→ **Information shown**
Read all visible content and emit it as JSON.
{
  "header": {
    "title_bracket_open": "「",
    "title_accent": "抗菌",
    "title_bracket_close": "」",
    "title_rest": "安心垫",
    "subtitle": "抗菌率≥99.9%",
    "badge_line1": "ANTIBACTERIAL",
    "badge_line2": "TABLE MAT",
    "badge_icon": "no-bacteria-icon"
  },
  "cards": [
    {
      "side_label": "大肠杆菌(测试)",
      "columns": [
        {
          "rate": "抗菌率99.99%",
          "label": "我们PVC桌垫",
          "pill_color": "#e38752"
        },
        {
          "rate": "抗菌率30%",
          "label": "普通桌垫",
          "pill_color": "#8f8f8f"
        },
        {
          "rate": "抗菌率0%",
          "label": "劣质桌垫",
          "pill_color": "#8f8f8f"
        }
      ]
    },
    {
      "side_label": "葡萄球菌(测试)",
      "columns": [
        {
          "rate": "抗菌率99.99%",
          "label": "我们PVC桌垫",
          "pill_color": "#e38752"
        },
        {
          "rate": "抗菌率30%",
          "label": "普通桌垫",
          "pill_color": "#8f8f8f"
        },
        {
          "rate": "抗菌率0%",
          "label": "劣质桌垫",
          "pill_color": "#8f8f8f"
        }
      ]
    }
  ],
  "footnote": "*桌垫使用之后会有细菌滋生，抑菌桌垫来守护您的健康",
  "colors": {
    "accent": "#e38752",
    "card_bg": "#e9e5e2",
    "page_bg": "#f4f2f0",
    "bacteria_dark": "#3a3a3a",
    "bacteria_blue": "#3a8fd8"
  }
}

→ **What you are asked to do**
Set down the preceding data verbatim. Every line belongs in the copy.

→ **Exercise output**
Read all visible content and emit it as JSON.
{
  "header": {
    "title_bracket_open": "「",
    "title_accent": "抗菌",
    "title_bracket_close": "」",
    "title_rest": "安心垫",
    "subtitle": "抗菌率≥99.9%",
    "badge_line1": "ANTIBACTERIAL",
    "badge_line2": "TABLE MAT",
    "badge_icon": "no-bacteria-icon"
  },
  "cards": [
    {
      "side_label": "大肠杆菌(测试)",
      "columns": [
        {
          "rate": "抗菌率99.99%",
          "label": "我们PVC桌垫",
          "pill_color": "#e38752"
        },
        {
          "rate": "抗菌率30%",
          "label": "普通桌垫",
          "pill_color": "#8f8f8f"
        },
        {
          "rate": "抗菌率0%",
          "label": "劣质桌垫",
          "pill_color": "#8f8f8f"
        }
      ]
    },
    {
      "side_label": "葡萄球菌(测试)",
      "columns": [
        {
          "rate": "抗菌率99.99%",
          "label": "我们PVC桌垫",
          "pill_color": "#e38752"
        },
        {
          "rate": "抗菌率30%",
          "label": "普通桌垫",
          "pill_color": "#8f8f8f"
        },
        {
          "rate": "抗菌率0%",
          "label": "劣质桌垫",
          "pill_color": "#8f8f8f"
        }
      ]
    }
  ],
  "footnote": "*桌垫使用之后会有细菌滋生，抑菌桌垫来守护您的健康",
  "colors": {
    "accent": "#e38752",
    "card_bg": "#e9e5e2",
    "page_bg": "#f4f2f0",
    "bacteria_dark": "#3a3a3a",
    "bacteria_blue": "#3a8fd8"
  }
}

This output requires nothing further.